→ What you need to do
Read the listing below and copy out every line that holds "与文意不符".

→ Exercise input
-=-=-

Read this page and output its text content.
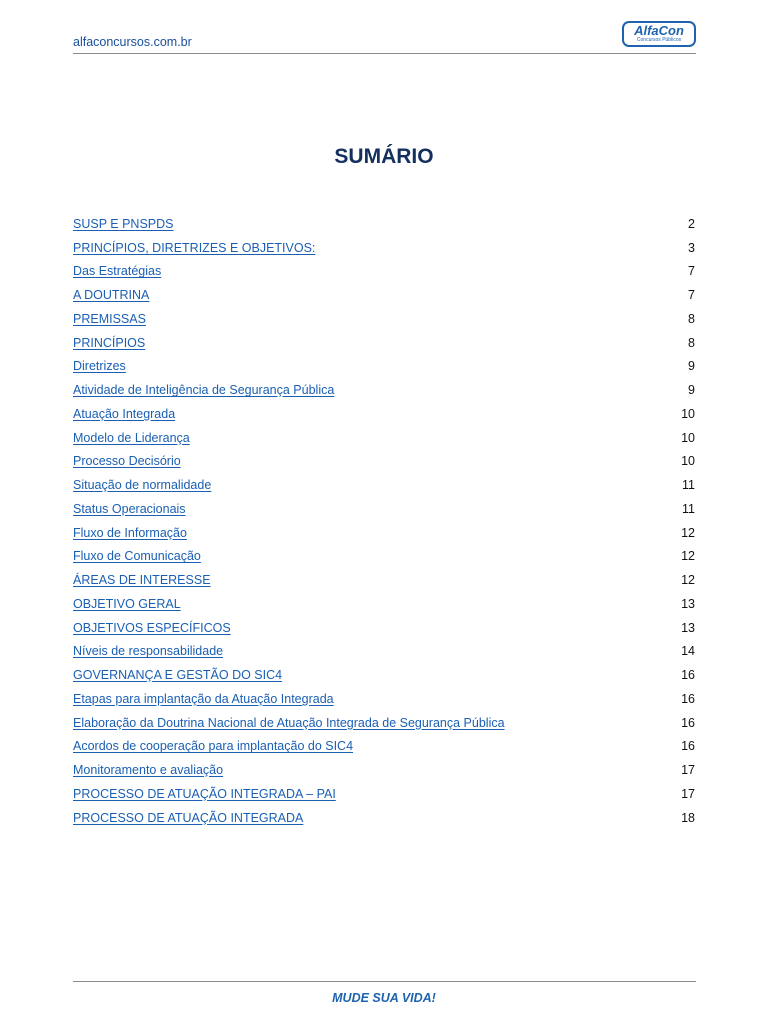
alfaconcursos.com.br
AlfaCon
Concursos Públicos
SUMÁRIO
SUSP E PNSPDS	2
PRINCÍPIOS, DIRETRIZES E OBJETIVOS:	3
Das Estratégias	7
A DOUTRINA	7
PREMISSAS	8
PRINCÍPIOS	8
Diretrizes	9
Atividade de Inteligência de Segurança Pública	9
Atuação Integrada	10
Modelo de Liderança	10
Processo Decisório	10
Situação de normalidade	11
Status Operacionais	11
Fluxo de Informação	12
Fluxo de Comunicação	12
ÁREAS DE INTERESSE	12
OBJETIVO GERAL	13
OBJETIVOS ESPECÍFICOS	13
Níveis de responsabilidade	14
GOVERNANÇA E GESTÃO DO SIC4	16
Etapas para implantação da Atuação Integrada	16
Elaboração da Doutrina Nacional de Atuação Integrada de Segurança Pública	16
Acordos de cooperação para implantação do SIC4	16
Monitoramento e avaliação	17
PROCESSO DE ATUAÇÃO INTEGRADA – PAI	17
PROCESSO DE ATUAÇÃO INTEGRADA	18
MUDE SUA VIDA!
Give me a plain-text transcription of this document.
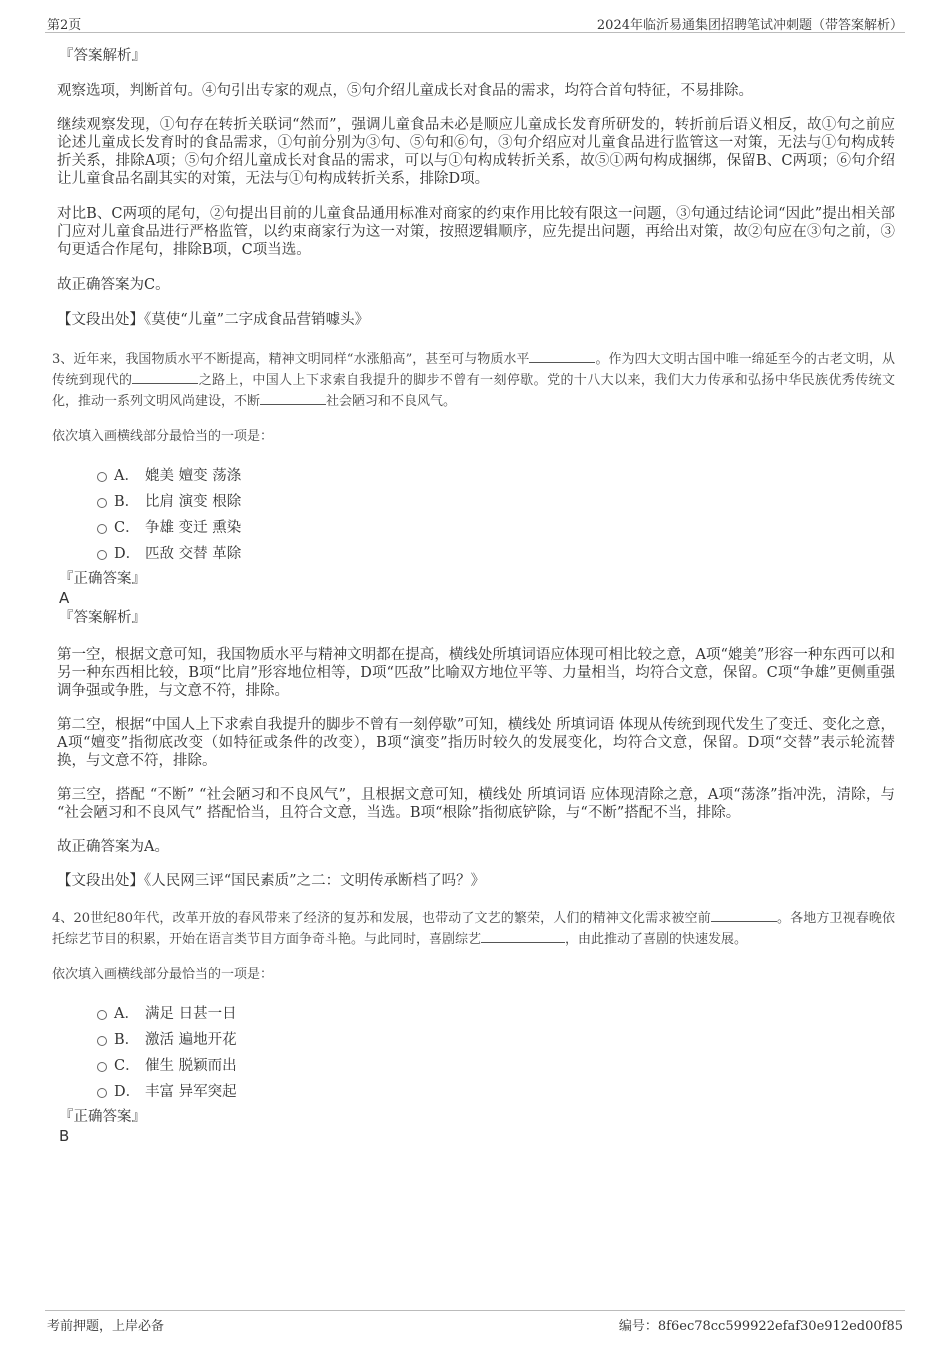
第2页	2024年临沂易通集团招聘笔试冲刺题（带答案解析）
『答案解析』

观察选项，判断首句。④句引出专家的观点，⑤句介绍儿童成长对食品的需求，均符合首句特征，不易排除。

继续观察发现，①句存在转折关联词“然而”，强调儿童食品未必是顺应儿童成长发育所研发的，转折前后语义相反，故①句之前应论述儿童成长发育时的食品需求，①句前分别为③句、⑤句和⑥句，③句介绍应对儿童食品进行监管这一对策，无法与①句构成转折关系，排除A项；⑤句介绍儿童成长对食品的需求，可以与①句构成转折关系，故⑤①两句构成捆绑，保留B、C两项；⑥句介绍让儿童食品名副其实的对策，无法与①句构成转折关系，排除D项。

对比B、C两项的尾句，②句提出目前的儿童食品通用标准对商家的约束作用比较有限这一问题，③句通过结论词“因此”提出相关部门应对儿童食品进行严格监管，以约束商家行为这一对策，按照逻辑顺序，应先提出问题，再给出对策，故②句应在③句之前，③句更适合作尾句，排除B项，C项当选。

故正确答案为C。

【文段出处】《莫使“儿童”二字成食品营销噱头》

3、近年来，我国物质水平不断提高，精神文明同样“水涨船高”，甚至可与物质水平	。作为四大文明古国中唯一绵延至今的古老文明，从传统到现代的	之路上，中国人上下求索自我提升的脚步不曾有一刻停歇。党的十八大以来，我们大力传承和弘扬中华民族优秀传统文化，推动一系列文明风尚建设，不断	社会陋习和不良风气。

依次填入画横线部分最恰当的一项是：

A． 媲美 嬗变 荡涤
B． 比肩 演变 根除
C． 争雄 变迁 熏染
D． 匹敌 交替 革除
『正确答案』
A
『答案解析』

第一空，根据文意可知，我国物质水平与精神文明都在提高，横线处所填词语应体现可相比较之意，A项“媲美”形容一种东西可以和另一种东西相比较，B项“比肩”形容地位相等，D项“匹敌”比喻双方地位平等、力量相当，均符合文意，保留。C项“争雄”更侧重强调争强或争胜，与文意不符，排除。

第二空，根据“中国人上下求索自我提升的脚步不曾有一刻停歇”可知，横线处 所填词语 体现从传统到现代发生了变迁、变化之意，A项“嬗变”指彻底改变（如特征或条件的改变），B项“演变”指历时较久的发展变化，均符合文意，保留。D项“交替”表示轮流替换，与文意不符，排除。

第三空，搭配 “不断” “社会陋习和不良风气”，且根据文意可知，横线处 所填词语 应体现清除之意，A项“荡涤”指冲洗，清除，与 “社会陋习和不良风气” 搭配恰当，且符合文意，当选。B项“根除”指彻底铲除，与“不断”搭配不当，排除。

故正确答案为A。

【文段出处】《人民网三评“国民素质”之二：文明传承断档了吗？》

4、20世纪80年代，改革开放的春风带来了经济的复苏和发展，也带动了文艺的繁荣，人们的精神文化需求被空前	。各地方卫视春晚依托综艺节目的积累，开始在语言类节目方面争奇斗艳。与此同时，喜剧综艺	，由此推动了喜剧的快速发展。

依次填入画横线部分最恰当的一项是：

A． 满足 日甚一日
B． 激活 遍地开花
C． 催生 脱颖而出
D． 丰富 异军突起
『正确答案』
B
考前押题，上岸必备	编号：8f6ec78cc599922efaf30e912ed00f85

-=-=-

→ Exercise response
第一空，根据文意可知，我国物质水平与精神文明都在提高，横线处所填词语应体现可相比较之意，A项“媲美”形容一种东西可以和另一种东西相比较，B项“比肩”形容地位相等，D项“匹敌”比喻双方地位平等、力量相当，均符合文意，保留。C项“争雄”更侧重强调争强或争胜，与文意不符，排除。
第二空，根据“中国人上下求索自我提升的脚步不曾有一刻停歇”可知，横线处 所填词语 体现从传统到现代发生了变迁、变化之意，A项“嬗变”指彻底改变（如特征或条件的改变），B项“演变”指历时较久的发展变化，均符合文意，保留。D项“交替”表示轮流替换，与文意不符，排除。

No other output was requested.